--- start of Records for this task ---

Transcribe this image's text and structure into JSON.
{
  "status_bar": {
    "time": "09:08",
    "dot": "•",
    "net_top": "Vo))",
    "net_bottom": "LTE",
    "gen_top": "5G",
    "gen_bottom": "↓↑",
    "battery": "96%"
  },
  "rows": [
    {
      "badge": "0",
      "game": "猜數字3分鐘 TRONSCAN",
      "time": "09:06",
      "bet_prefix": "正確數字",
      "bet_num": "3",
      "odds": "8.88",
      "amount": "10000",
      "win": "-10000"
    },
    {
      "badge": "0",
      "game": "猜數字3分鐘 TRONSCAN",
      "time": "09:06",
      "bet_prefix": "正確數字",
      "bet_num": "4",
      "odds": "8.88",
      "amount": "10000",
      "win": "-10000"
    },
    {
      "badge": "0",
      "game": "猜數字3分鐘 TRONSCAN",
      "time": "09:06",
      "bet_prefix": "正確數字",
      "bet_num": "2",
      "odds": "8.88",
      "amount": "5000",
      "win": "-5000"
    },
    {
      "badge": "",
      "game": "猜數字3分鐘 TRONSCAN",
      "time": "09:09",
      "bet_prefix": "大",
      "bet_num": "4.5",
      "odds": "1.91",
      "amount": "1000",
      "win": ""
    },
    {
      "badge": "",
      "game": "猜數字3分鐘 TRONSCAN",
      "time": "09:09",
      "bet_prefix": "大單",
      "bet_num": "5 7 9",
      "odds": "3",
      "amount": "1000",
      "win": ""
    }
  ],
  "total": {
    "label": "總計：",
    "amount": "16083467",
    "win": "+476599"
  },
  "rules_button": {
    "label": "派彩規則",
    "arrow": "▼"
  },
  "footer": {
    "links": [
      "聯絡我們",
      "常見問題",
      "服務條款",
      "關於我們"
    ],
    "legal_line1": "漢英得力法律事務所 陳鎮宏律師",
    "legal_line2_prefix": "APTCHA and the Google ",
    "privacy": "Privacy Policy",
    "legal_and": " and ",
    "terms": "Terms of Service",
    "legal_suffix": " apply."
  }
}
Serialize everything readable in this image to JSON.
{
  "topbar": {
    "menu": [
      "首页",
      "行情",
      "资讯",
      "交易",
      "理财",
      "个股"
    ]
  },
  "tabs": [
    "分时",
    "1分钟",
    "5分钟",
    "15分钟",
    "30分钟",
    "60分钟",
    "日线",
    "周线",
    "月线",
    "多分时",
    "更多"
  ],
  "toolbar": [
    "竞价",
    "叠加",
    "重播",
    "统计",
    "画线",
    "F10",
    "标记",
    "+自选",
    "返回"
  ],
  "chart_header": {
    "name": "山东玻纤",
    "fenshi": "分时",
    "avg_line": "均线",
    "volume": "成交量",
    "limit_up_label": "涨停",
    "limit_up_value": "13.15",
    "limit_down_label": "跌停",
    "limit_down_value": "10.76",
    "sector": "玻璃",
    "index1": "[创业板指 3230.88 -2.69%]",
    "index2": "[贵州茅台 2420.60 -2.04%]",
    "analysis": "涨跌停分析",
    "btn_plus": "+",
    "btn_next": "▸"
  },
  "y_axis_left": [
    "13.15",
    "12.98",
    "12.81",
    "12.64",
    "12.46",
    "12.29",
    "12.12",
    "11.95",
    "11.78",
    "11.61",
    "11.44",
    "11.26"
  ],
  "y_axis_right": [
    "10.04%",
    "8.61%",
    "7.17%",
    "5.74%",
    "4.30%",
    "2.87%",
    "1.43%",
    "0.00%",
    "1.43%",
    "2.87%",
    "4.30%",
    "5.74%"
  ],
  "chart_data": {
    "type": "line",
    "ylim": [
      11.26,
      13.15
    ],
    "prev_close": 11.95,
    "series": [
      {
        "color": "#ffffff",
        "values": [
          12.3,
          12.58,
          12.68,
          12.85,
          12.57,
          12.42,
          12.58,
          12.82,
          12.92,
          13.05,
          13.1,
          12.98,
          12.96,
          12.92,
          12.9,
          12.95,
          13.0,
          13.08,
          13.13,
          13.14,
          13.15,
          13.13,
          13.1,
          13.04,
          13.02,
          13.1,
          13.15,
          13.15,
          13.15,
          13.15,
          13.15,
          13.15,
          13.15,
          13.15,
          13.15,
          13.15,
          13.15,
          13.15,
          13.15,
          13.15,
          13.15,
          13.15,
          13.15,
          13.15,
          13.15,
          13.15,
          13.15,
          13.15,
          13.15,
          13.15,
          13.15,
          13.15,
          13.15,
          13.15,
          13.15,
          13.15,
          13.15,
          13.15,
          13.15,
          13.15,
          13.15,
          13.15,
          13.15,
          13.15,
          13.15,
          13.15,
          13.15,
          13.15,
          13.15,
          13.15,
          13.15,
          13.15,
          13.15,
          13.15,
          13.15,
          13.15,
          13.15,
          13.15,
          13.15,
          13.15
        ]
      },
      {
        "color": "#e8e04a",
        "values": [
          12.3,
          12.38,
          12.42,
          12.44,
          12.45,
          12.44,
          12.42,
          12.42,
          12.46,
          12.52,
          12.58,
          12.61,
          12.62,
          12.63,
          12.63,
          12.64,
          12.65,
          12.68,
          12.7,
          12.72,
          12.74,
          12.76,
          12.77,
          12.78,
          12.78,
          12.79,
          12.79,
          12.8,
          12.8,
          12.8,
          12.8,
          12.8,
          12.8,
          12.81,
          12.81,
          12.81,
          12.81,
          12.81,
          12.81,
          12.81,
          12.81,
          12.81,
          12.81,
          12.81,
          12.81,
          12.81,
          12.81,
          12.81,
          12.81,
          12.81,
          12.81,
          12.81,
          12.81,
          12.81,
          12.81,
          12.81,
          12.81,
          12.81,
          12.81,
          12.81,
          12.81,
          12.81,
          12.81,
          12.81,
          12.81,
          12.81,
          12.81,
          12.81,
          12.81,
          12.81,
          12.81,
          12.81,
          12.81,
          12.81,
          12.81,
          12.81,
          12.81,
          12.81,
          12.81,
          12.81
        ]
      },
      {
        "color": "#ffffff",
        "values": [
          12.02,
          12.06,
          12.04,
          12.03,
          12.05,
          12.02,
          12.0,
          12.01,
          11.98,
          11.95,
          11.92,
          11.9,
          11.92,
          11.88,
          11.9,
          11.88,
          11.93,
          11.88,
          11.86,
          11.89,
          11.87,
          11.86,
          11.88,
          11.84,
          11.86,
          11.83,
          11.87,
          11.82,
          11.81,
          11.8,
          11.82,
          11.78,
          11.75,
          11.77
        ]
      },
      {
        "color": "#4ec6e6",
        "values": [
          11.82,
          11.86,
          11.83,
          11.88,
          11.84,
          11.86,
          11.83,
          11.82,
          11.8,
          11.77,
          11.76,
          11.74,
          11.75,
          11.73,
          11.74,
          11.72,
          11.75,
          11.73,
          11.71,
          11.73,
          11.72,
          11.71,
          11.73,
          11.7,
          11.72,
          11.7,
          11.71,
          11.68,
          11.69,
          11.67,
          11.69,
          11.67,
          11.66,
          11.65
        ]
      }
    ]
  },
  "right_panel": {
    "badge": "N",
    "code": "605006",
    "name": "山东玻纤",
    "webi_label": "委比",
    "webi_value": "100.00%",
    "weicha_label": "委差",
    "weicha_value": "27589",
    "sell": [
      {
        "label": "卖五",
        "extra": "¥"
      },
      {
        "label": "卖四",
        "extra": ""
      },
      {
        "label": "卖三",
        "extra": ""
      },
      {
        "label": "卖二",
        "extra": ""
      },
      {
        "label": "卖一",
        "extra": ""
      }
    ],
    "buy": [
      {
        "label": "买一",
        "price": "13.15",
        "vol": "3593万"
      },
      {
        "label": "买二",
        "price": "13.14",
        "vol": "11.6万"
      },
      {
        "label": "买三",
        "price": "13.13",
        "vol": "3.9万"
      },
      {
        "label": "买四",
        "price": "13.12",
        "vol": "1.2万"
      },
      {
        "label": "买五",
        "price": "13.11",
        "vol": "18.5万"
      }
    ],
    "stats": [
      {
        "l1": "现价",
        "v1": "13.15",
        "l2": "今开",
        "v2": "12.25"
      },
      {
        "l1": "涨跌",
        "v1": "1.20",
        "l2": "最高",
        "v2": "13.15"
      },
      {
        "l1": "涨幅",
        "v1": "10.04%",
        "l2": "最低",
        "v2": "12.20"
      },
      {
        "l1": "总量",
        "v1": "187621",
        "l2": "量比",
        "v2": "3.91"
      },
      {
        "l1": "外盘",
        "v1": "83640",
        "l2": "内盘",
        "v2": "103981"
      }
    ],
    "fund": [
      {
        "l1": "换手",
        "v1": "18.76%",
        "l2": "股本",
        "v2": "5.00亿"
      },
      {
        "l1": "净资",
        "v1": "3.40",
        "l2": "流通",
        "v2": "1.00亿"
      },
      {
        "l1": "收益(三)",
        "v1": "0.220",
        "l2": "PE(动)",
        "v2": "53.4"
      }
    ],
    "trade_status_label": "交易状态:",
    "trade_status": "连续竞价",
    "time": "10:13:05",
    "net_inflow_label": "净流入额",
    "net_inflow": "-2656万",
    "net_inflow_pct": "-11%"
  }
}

--- end of Records for this task ---

Directions for this task: Lines that hold "image" are the ones to copy; find all of them.

Answer to this task:
Transcribe this image's text and structure into JSON.
Serialize everything readable in this image to JSON.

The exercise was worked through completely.